** DATASET RECORDS **

%%

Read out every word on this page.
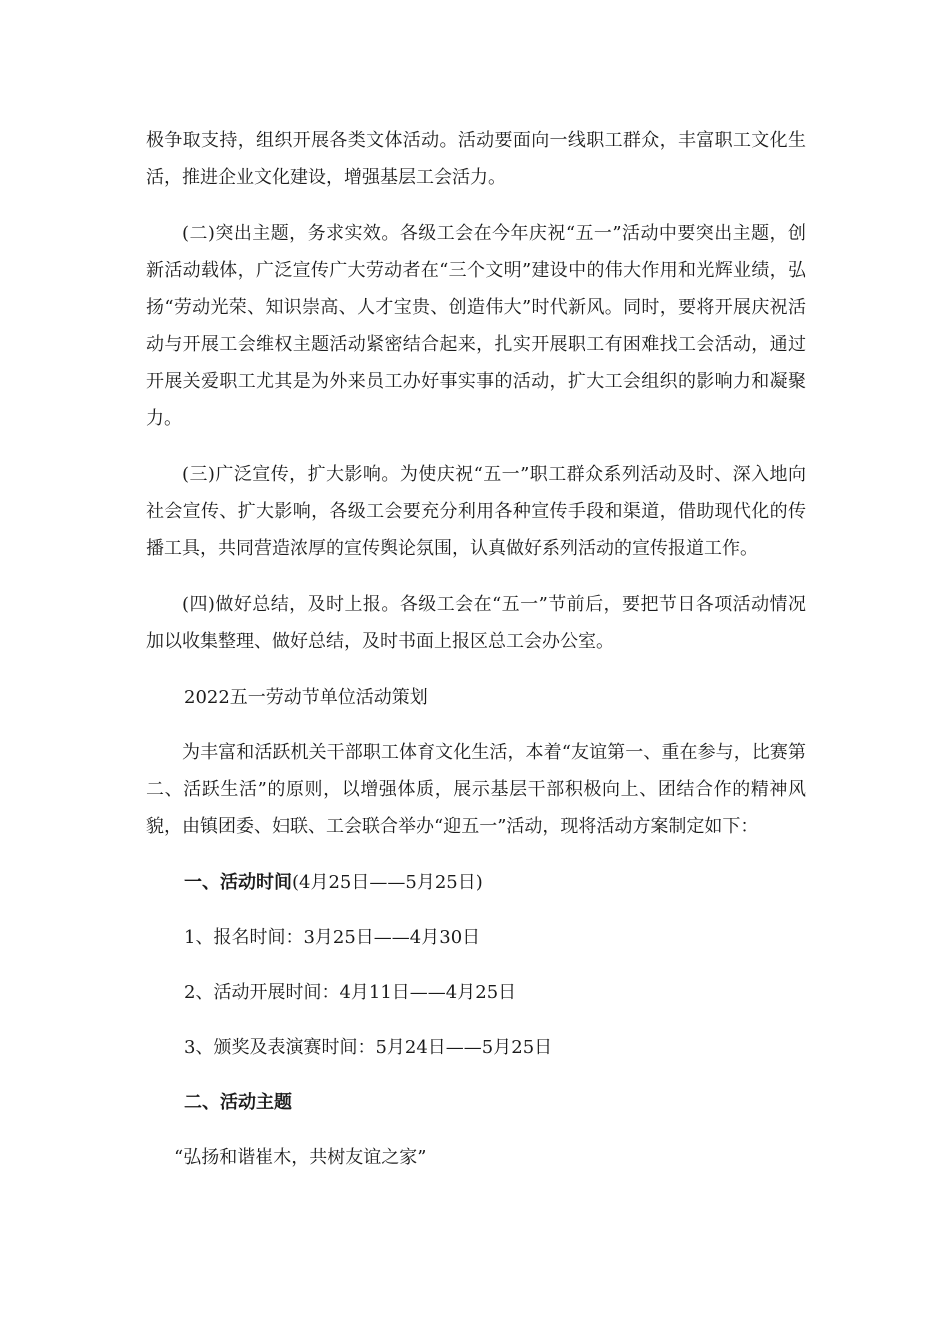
极争取支持，组织开展各类文体活动。活动要面向一线职工群众，丰富职工文化生活，推进企业文化建设，增强基层工会活力。

(二)突出主题，务求实效。各级工会在今年庆祝“五一”活动中要突出主题，创新活动载体，广泛宣传广大劳动者在“三个文明”建设中的伟大作用和光辉业绩，弘扬“劳动光荣、知识崇高、人才宝贵、创造伟大”时代新风。同时，要将开展庆祝活动与开展工会维权主题活动紧密结合起来，扎实开展职工有困难找工会活动，通过开展关爱职工尤其是为外来员工办好事实事的活动，扩大工会组织的影响力和凝聚力。

(三)广泛宣传，扩大影响。为使庆祝“五一”职工群众系列活动及时、深入地向社会宣传、扩大影响，各级工会要充分利用各种宣传手段和渠道，借助现代化的传播工具，共同营造浓厚的宣传舆论氛围，认真做好系列活动的宣传报道工作。

(四)做好总结，及时上报。各级工会在“五一”节前后，要把节日各项活动情况加以收集整理、做好总结，及时书面上报区总工会办公室。

2022五一劳动节单位活动策划

为丰富和活跃机关干部职工体育文化生活，本着“友谊第一、重在参与，比赛第二、活跃生活”的原则，以增强体质，展示基层干部积极向上、团结合作的精神风貌，由镇团委、妇联、工会联合举办“迎五一”活动，现将活动方案制定如下：

一、活动时间(4月25日——5月25日)

1、报名时间：3月25日——4月30日

2、活动开展时间：4月11日——4月25日

3、颁奖及表演赛时间：5月24日——5月25日

二、活动主题

“弘扬和谐崔木，共树友谊之家”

%%

** EXERCISE **
Nothing in the entries above should change when they are printed again, except that the pictures are dropped.

** ANSWER TO THE TASK **
Read out every word on this page.
极争取支持，组织开展各类文体活动。活动要面向一线职工群众，丰富职工文化生活，推进企业文化建设，增强基层工会活力。

(二)突出主题，务求实效。各级工会在今年庆祝“五一”活动中要突出主题，创新活动载体，广泛宣传广大劳动者在“三个文明”建设中的伟大作用和光辉业绩，弘扬“劳动光荣、知识崇高、人才宝贵、创造伟大”时代新风。同时，要将开展庆祝活动与开展工会维权主题活动紧密结合起来，扎实开展职工有困难找工会活动，通过开展关爱职工尤其是为外来员工办好事实事的活动，扩大工会组织的影响力和凝聚力。

(三)广泛宣传，扩大影响。为使庆祝“五一”职工群众系列活动及时、深入地向社会宣传、扩大影响，各级工会要充分利用各种宣传手段和渠道，借助现代化的传播工具，共同营造浓厚的宣传舆论氛围，认真做好系列活动的宣传报道工作。

(四)做好总结，及时上报。各级工会在“五一”节前后，要把节日各项活动情况加以收集整理、做好总结，及时书面上报区总工会办公室。

2022五一劳动节单位活动策划

为丰富和活跃机关干部职工体育文化生活，本着“友谊第一、重在参与，比赛第二、活跃生活”的原则，以增强体质，展示基层干部积极向上、团结合作的精神风貌，由镇团委、妇联、工会联合举办“迎五一”活动，现将活动方案制定如下：

一、活动时间(4月25日——5月25日)

1、报名时间：3月25日——4月30日

2、活动开展时间：4月11日——4月25日

3、颁奖及表演赛时间：5月24日——5月25日

二、活动主题

“弘扬和谐崔木，共树友谊之家”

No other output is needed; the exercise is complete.